**TEXTE SOURCE**
++++

C O N S T A N T I N O P L E

« D’Athènes, nous nous dirigeons sur Constantinople. Nous y arrivons à la tombée du jour. Il pleut et le brouillard nous empêche de jouir du spectacle grandiose de la Corne d’Or. Cependant, il nous est facile d’imaginer la beauté du port et de la ville quand le soleil les enveloppe de sa lumière.

Constantinople fut pendant des siècles les champs de bataille où venaient se mesurer les puissances asiatiques contre les puissances occidentales. Puis, un jour, Constantin en fit la capitale de tout l’empire romain. Pendant 900 ans, elle fut pour ainsi dire le centre de l’histoire du monde. Tous les trésors de l’art et de la science affluèrent dans ses murs et ses empereurs, pour l’enrichir, dépouillèrent la Grèce, la Syrie, l’Égypte et leurs trésors. Puis, en 1452, elle fut conquise par Mahomet le conquérant, et demeura jusqu’à nos jours sous la domination turque, malgré les convoitises de la Russie ou des autres peuples slaves.

Tous ces souvenirs historiques me reviennent à la mémoire quand nous descendons sur les quais pour visiter la grande ville de l’Orient avec son million et demi de population. Malheureusement, la pluie froide continue à tomber et la visite de ces gigantesques beautés n’a plus le même attrait. Tout de même, malgré la pluie, nous goûtons beaucoup cette merveilleuse visite. »

Carte rapportée par Corbeil.

« Je ne puis décrire tout ce que j’ai vu. Bornons-nous donc aux principaux monuments. D’abord, la mosquée de Sainte-Sophie, le plus beau monument du monde entier peut-être, après Saint-Pierre de Rome. C’est aussi la plus grande église après Saint-Pierre. Les Turcs ont fait disparaître tout ce qui rappelait le culte catholique, mais les visiteurs au courant des usages chrétiens les devinent facilement.

++++

**ENTRÉES FOURNIES**

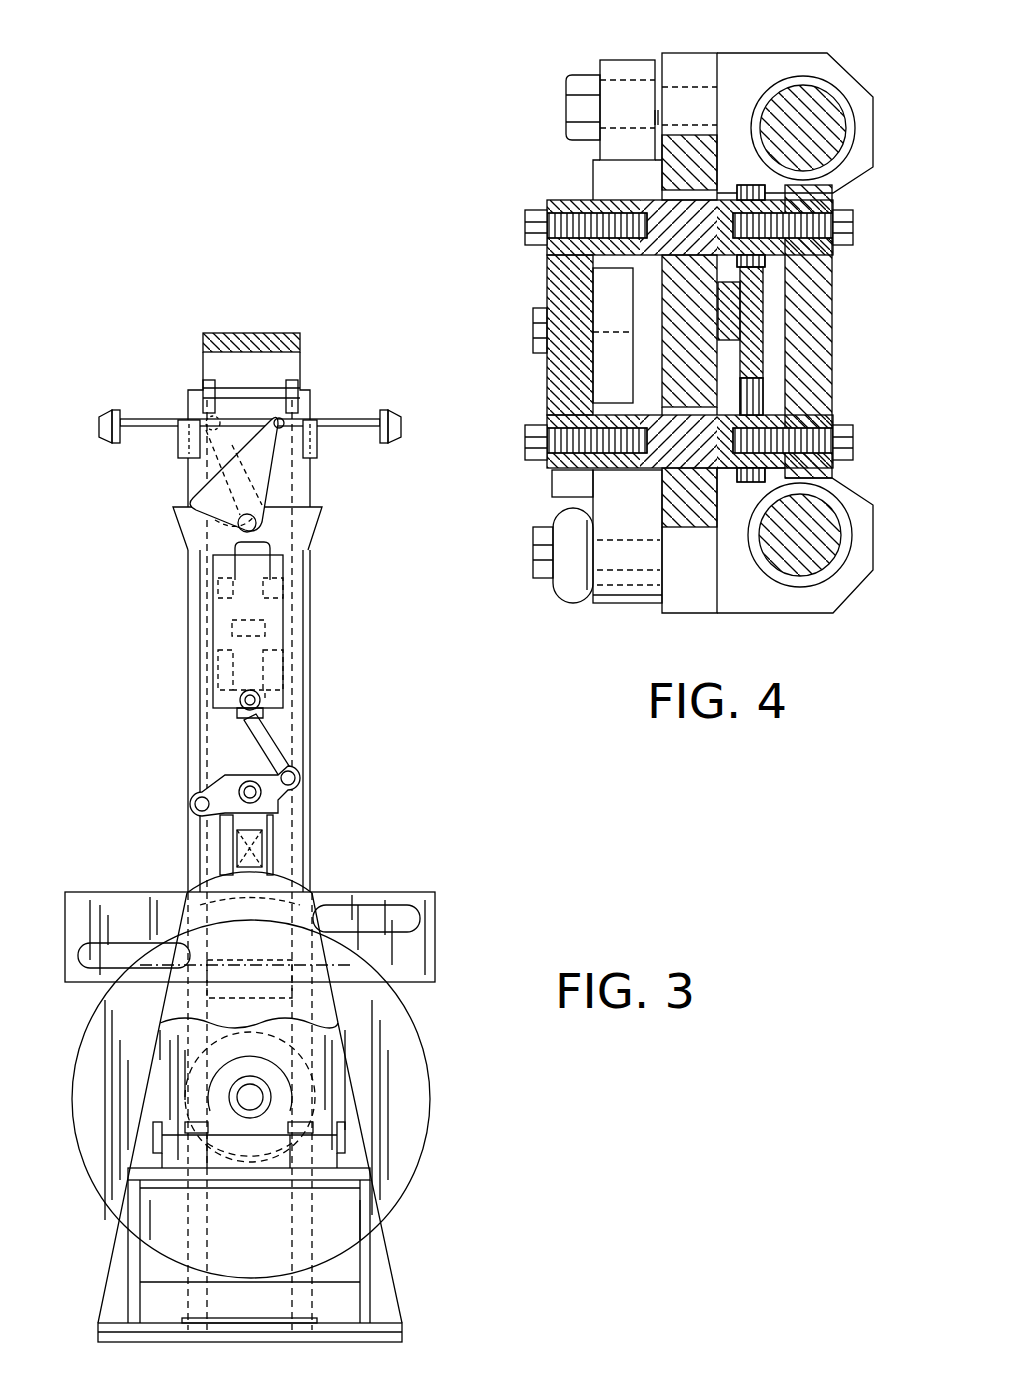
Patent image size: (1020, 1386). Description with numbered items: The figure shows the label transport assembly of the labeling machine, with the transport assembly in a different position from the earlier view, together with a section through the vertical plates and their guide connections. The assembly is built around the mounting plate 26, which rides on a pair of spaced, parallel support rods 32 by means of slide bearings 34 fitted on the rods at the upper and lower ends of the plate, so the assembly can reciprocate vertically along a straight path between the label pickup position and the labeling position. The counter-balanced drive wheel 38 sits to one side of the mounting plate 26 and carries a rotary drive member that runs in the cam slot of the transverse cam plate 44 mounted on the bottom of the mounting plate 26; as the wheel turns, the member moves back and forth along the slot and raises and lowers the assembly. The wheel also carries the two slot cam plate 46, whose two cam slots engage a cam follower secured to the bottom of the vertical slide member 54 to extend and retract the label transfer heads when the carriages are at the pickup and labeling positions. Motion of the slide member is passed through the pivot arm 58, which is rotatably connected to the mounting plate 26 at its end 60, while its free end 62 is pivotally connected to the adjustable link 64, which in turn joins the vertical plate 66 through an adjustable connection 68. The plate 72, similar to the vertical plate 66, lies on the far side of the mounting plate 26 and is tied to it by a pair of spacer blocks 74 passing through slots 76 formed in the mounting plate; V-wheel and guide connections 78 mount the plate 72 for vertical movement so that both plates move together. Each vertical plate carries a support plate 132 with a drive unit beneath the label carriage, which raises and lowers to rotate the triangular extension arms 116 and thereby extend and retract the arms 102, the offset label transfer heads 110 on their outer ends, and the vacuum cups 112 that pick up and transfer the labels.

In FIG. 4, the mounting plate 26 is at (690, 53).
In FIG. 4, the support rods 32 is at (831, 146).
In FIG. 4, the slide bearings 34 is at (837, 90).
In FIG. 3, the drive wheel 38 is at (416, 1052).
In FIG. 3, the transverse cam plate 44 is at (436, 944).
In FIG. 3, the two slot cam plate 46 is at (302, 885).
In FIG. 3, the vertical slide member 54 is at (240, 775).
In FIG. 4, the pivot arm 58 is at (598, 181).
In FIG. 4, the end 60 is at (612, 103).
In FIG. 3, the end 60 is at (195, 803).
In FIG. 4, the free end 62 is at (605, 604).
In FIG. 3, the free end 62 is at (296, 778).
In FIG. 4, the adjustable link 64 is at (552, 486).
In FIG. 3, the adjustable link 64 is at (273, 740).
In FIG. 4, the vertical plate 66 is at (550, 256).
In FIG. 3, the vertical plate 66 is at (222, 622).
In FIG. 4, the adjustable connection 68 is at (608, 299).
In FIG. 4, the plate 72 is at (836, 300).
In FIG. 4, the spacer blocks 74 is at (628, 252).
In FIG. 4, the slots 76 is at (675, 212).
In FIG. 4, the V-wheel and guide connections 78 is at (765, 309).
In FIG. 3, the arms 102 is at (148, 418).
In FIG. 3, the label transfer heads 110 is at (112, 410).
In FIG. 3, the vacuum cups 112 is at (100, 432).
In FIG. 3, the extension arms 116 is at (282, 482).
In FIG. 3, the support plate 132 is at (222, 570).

++++

**TRAVAIL DEMANDÉ**
1. Selon le récit de voyage sur Constantinople, pendant combien d'années la ville fut-elle pour ainsi dire le centre de l'histoire du monde ?
2. Reprenez le récit de voyage sur Constantinople à la suite de sa dernière phrase.

**RÉPONSES**
1. Pendant 900 ans.

2.
La construction de Sainte-Sophie dura 16 ans et nécessita le travail de 10 000 ouvriers. Quand elle fut finie, dit l’histoire, l’empereur, en franchissant le seuil pour l’inauguration, s’écria : ‘ Gloire à Dieu, qui m’a jugé digne d’accomplir cette œuvre grandiose; je t’ai vaincu, Salomon.’

Quelques siècles plus tard, Mahomet, le conquérant, y pénétrait sur son cheval de guerre et s’écriait : ‘ Il n’y a de dieu que Dieu, et Mahomet est son prophète. ’ Et depuis 475, Sainte-Sophie est une mosquée musulmane. Dieu n’a pas voulu de cette merveille et ne paraît en vouloir. Est-ce parce qu’elle est faite avec les richesses volées aux peuples faibles ? Mystère ! »

La date du cachet de la poste, appliqué à La Tuque le 17 février 1925, est sans doute celle de la réception de la carte.

« Les colonnes qui soutiennent sa voûte et son dôme sont en porphyre; celles de la porte d’entrée, en brèche verte; c’est là qu’est la pierre qui pleure. C’est une pierre humide et, quand on la touche, elle devient aussitôt humide. Un large trou est creusé dans la pierre à force d’y entrer le doigt ! Tous les murs sont en marbre et, à un endroit du mur, on y voit une main tendue. On prétend que Mahomet, en entrant dans l’église sur son cheval de guerre, y a appuyé sa main et que l’empreinte en est restée. Les figures des anges et des archanges que les chrétiens avaient sculptées dans la voûte sont recouvertes avec des feuilles de laurier en or.

Nous avons donc visité le beau monument en nous conformant aux lois musulmanes. Nous avons mis par-dessus nos chaussures de grandes chaussettes et nous avons fait, dans un silence relatif, le tour de la grande mosquée pendant que les pieux musulmans, prosternés sur les tapis qui couvrent le plancher, faisaient leurs prières et récitaient le Coran.

Il y a à Constantinople plusieurs autres mosquées de grande beauté et de grande valeur; par exemple, la mosquée de Soliman, dont tout l’intérieur est en vieille faïence bleue. Nous visitons aussi la Citerne Théodosia (Théodose) qui servait à alimenter les quartiers impériaux durant les sièges qu’ils durent subir. C’est un immense souterrain dont la voûte est soutenue par 336 colonnes. C’est très beau et très curieux à visiter.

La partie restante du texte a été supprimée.